● Stated problem
Which lines include the word "оперативном"? Copy each of them.

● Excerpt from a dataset
+---+
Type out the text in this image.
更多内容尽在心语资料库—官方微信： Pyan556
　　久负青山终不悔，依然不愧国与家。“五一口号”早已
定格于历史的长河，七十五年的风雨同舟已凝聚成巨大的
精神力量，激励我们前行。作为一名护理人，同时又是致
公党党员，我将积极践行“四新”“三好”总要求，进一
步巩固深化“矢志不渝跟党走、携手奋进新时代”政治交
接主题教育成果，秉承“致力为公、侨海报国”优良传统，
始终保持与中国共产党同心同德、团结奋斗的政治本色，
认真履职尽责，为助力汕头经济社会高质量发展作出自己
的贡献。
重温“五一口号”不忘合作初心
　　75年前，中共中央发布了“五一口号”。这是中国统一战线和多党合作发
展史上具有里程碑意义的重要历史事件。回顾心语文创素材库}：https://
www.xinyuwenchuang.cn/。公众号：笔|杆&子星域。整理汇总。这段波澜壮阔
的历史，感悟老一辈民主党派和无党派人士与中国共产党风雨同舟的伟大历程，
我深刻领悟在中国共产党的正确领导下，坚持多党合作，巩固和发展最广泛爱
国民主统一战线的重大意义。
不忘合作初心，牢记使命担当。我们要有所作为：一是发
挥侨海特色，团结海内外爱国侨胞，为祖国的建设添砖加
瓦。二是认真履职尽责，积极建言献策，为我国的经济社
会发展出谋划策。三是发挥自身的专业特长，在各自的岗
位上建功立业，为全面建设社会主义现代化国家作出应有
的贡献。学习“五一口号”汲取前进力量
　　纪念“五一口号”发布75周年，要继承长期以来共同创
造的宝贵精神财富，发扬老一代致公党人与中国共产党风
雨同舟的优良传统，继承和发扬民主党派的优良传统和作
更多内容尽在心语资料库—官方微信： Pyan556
+---+
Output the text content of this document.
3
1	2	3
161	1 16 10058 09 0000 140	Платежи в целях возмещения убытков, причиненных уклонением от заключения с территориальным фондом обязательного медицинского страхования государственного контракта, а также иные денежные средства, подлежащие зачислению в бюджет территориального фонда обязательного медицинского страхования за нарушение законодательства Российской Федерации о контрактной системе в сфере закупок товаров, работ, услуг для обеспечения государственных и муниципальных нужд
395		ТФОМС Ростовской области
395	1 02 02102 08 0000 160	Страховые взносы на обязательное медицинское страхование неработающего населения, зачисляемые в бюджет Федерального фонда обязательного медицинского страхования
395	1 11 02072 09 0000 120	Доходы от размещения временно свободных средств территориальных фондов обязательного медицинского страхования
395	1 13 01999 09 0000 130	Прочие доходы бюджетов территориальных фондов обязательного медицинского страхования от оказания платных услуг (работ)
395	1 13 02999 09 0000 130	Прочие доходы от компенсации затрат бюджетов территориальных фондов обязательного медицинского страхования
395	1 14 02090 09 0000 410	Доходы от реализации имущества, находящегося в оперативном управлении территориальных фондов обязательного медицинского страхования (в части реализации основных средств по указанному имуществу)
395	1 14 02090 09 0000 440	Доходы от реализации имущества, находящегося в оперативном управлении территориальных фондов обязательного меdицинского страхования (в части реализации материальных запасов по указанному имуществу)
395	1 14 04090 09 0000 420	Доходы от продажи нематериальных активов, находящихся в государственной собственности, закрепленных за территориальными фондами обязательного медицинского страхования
+---+
● Expected output
395	1 14 02090 09 0000 410	Доходы от реализации имущества, находящегося в оперативном управлении территориальных фондов обязательного медицинского страхования (в части реализации основных средств по указанному имуществу)
395	1 14 02090 09 0000 440	Доходы от реализации имущества, находящегося в оперативном управлении территориальных фондов обязательного меdицинского страхования (в части реализации материальных запасов по указанному имуществу)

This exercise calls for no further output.